◆ THE RECORDS

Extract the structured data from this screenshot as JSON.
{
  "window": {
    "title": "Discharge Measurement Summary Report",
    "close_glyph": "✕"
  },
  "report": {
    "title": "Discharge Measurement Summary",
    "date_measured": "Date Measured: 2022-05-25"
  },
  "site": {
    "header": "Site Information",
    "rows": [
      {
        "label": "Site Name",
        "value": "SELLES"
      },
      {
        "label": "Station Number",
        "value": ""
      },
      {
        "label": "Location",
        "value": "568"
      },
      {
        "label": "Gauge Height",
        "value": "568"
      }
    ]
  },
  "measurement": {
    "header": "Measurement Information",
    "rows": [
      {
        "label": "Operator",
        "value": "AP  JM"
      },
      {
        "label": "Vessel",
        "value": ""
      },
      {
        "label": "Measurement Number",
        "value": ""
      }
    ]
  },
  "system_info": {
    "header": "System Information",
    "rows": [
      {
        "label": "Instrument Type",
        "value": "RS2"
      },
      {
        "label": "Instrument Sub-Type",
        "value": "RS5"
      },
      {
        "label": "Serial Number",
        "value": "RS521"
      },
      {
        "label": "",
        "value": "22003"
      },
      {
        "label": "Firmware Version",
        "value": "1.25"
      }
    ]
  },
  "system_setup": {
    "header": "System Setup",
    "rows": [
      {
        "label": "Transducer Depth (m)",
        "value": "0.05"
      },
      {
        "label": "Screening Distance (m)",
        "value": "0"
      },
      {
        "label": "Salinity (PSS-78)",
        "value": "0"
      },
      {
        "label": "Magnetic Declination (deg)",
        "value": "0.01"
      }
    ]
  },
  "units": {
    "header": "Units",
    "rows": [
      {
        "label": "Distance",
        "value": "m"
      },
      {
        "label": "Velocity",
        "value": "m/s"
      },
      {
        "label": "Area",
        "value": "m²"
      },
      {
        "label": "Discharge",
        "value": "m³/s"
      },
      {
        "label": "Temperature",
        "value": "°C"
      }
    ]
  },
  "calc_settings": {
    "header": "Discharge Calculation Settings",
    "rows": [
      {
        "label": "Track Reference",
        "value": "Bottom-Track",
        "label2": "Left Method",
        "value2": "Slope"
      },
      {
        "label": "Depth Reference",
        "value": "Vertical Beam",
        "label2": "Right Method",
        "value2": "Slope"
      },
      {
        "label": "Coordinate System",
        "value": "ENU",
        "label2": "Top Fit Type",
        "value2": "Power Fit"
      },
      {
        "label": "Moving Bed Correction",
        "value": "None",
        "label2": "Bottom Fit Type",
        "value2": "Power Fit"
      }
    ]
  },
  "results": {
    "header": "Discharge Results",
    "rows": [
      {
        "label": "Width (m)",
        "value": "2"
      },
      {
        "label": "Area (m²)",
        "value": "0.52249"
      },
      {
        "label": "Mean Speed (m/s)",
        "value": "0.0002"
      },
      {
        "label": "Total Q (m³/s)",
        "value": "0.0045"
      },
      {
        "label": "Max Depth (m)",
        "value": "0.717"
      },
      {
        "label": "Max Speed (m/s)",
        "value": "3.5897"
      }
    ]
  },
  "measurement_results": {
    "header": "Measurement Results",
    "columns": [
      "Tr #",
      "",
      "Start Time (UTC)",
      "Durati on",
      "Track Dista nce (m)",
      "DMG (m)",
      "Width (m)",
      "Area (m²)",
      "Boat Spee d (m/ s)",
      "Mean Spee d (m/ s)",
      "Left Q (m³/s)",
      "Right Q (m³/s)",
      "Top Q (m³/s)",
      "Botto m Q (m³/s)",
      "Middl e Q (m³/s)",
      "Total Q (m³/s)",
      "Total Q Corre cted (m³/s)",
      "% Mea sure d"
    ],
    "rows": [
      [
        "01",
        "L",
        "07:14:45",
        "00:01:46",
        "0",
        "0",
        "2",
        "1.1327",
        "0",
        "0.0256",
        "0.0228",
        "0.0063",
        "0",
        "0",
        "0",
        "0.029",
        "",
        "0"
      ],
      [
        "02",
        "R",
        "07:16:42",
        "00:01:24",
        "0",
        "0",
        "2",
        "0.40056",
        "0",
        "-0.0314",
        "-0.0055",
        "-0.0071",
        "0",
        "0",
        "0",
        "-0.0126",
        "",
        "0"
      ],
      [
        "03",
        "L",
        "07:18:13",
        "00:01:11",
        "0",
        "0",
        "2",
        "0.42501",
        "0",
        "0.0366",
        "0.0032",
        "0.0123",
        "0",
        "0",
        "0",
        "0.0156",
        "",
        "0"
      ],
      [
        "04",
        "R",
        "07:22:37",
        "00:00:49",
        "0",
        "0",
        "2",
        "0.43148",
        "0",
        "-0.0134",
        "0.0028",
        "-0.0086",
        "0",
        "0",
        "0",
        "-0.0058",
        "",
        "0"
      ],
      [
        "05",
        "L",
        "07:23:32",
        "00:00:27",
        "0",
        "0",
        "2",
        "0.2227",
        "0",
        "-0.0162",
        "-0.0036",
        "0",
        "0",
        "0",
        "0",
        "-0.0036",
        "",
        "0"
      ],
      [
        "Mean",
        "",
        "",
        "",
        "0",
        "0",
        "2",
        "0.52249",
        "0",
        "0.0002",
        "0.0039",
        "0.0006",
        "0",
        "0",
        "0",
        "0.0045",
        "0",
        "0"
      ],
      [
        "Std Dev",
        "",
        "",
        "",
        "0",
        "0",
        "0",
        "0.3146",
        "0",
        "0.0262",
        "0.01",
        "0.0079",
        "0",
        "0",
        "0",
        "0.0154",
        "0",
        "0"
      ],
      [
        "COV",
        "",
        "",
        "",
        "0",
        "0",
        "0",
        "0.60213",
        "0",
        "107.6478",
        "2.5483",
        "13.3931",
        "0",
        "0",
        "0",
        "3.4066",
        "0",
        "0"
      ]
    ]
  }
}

◆ EXERCISE TASK
Within the records above, how many lines include the word "Information"? State the number by itself.

◆ RESPONSE
3